[Figure data in JSON]
*****
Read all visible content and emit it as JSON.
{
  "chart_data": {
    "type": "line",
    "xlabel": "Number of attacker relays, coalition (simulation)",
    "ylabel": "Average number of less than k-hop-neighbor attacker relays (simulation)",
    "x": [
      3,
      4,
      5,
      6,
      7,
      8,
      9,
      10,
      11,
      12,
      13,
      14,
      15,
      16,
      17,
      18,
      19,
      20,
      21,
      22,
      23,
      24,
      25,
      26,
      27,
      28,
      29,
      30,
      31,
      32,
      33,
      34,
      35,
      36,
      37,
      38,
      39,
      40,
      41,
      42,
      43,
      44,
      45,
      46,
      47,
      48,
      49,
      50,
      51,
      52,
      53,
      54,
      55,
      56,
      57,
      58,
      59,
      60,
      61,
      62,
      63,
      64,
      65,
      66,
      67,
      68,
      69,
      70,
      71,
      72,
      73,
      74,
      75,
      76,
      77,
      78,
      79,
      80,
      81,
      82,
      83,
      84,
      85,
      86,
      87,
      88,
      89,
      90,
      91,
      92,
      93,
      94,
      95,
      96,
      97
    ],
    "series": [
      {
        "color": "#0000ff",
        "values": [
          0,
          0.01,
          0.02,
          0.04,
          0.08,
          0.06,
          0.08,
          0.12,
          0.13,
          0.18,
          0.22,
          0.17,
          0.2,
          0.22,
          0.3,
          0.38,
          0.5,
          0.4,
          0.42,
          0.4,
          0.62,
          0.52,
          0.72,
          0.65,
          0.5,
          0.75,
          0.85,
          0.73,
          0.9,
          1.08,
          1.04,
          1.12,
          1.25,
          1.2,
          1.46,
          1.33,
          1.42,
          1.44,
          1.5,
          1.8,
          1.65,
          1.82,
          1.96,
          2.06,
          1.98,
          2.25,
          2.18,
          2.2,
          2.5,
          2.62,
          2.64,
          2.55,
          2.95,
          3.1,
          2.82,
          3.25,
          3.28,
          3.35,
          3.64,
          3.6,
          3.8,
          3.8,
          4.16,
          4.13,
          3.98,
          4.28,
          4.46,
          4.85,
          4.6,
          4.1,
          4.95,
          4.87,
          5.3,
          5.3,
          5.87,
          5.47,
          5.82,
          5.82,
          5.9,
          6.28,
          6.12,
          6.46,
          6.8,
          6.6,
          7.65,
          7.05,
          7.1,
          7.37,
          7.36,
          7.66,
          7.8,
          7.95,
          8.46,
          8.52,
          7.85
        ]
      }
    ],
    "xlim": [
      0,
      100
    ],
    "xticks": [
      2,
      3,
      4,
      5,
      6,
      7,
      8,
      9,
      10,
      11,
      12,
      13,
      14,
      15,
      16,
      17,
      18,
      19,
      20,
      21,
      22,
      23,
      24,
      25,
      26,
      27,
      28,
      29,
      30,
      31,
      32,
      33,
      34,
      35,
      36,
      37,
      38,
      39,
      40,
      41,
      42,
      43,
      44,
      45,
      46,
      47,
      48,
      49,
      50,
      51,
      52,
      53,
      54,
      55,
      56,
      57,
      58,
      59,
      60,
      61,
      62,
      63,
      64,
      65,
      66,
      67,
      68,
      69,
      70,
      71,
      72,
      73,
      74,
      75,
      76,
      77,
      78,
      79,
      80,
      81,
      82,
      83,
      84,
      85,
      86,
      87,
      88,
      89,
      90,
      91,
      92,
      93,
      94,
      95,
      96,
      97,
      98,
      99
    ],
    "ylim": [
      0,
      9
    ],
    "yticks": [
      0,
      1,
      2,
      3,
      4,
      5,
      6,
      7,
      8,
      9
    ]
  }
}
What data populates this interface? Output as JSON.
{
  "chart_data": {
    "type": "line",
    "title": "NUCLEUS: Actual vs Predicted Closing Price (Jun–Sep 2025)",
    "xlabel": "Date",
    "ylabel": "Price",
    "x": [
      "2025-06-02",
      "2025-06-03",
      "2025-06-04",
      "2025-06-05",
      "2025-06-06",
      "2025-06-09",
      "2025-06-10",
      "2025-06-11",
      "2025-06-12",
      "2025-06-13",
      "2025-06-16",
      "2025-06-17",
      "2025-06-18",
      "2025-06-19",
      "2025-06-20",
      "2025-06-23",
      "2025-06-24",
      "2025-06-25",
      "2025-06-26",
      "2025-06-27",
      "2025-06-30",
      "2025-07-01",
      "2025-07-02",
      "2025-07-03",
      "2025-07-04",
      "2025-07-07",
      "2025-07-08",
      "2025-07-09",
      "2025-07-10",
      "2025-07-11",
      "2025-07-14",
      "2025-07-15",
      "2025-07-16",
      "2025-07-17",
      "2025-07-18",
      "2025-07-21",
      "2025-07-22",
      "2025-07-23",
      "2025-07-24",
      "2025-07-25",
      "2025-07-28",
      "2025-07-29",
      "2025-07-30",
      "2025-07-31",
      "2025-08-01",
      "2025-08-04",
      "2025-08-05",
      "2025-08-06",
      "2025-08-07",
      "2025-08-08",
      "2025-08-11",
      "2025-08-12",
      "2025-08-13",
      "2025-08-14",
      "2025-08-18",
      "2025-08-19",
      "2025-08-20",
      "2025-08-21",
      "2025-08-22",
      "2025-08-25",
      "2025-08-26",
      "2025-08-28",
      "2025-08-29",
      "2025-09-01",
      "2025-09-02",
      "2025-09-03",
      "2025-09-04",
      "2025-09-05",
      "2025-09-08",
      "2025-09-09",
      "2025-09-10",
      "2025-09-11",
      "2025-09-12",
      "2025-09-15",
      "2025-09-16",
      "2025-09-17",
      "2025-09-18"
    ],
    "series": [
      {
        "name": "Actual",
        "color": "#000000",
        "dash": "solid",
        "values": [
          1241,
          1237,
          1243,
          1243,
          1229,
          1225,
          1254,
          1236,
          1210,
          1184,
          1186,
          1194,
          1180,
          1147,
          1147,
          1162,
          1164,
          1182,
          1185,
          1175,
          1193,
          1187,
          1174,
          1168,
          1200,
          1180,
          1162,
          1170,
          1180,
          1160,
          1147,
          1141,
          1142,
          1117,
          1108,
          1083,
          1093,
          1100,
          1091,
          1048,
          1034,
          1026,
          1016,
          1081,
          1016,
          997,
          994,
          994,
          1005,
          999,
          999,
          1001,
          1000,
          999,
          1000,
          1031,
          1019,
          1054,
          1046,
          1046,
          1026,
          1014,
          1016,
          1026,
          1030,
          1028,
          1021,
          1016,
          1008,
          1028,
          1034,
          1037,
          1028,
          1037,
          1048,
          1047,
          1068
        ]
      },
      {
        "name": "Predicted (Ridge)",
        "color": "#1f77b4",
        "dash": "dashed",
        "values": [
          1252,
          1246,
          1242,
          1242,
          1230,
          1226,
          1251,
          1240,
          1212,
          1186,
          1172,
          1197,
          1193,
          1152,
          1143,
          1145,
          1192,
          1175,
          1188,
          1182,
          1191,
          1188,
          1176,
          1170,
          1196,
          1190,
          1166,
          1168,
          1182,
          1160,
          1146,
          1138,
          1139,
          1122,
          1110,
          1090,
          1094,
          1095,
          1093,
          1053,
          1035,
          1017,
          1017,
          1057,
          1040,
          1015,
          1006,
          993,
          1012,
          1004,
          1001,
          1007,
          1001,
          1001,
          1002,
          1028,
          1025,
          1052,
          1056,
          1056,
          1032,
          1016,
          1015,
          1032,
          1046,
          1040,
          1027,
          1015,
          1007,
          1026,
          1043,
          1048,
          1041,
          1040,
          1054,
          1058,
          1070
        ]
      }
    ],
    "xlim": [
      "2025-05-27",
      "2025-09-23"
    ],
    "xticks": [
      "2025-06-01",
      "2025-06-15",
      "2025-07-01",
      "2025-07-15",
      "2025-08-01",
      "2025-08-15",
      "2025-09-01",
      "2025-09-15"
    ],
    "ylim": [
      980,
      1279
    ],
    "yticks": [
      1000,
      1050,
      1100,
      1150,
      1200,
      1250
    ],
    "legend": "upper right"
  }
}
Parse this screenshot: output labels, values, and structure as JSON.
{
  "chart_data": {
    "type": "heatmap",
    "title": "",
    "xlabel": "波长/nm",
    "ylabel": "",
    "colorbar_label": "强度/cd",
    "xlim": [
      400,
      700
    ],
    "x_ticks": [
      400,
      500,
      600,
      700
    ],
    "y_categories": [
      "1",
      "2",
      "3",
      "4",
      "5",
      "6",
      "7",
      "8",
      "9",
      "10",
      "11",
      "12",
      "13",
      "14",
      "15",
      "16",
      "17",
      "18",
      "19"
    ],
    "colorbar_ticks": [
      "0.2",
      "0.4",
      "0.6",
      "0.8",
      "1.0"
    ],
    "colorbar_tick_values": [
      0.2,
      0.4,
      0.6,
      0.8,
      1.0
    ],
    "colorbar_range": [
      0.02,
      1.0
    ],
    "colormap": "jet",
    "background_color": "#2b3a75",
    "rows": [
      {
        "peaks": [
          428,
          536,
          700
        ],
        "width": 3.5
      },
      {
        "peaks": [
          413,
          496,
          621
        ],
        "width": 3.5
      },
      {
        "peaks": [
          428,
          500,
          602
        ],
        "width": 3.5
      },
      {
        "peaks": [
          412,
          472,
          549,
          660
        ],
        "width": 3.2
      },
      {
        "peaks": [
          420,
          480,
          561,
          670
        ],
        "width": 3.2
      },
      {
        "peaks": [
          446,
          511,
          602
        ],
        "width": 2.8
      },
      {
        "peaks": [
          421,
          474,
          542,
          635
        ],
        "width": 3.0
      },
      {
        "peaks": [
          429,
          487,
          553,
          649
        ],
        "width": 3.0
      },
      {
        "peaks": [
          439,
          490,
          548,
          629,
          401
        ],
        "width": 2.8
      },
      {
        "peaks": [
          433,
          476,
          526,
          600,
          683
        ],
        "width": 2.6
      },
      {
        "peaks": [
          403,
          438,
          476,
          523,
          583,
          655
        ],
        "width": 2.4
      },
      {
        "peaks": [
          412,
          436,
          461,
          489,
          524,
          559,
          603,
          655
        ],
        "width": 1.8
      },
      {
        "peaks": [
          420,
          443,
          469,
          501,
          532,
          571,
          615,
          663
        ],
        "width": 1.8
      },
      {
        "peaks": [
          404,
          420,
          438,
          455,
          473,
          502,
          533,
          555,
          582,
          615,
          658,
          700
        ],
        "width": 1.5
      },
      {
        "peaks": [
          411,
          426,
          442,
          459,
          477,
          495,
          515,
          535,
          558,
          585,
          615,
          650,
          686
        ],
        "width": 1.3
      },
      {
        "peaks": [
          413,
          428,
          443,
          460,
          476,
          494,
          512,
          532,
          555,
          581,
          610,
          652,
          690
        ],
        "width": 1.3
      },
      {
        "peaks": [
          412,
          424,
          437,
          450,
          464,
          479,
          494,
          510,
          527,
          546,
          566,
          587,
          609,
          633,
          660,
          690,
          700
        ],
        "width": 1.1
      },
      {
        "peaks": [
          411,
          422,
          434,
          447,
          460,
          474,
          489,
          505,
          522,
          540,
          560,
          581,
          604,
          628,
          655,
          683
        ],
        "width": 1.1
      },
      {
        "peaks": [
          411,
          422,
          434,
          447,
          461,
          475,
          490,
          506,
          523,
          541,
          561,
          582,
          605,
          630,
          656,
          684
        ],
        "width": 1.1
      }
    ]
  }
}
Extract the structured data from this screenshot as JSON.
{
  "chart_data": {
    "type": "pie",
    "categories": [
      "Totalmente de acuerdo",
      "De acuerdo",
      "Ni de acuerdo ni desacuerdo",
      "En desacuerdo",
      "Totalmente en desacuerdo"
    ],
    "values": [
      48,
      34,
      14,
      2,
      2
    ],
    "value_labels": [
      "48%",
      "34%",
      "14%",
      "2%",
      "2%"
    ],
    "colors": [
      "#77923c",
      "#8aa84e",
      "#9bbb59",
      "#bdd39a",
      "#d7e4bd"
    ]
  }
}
*****
_WRITTEN REQUEST_
Write down every line of the data above that includes the string "Predicted".

_WRITTEN RESPONSE_
    "title": "NUCLEUS: Actual vs Predicted Closing Price (Jun–Sep 2025)",
        "name": "Predicted (Ridge)",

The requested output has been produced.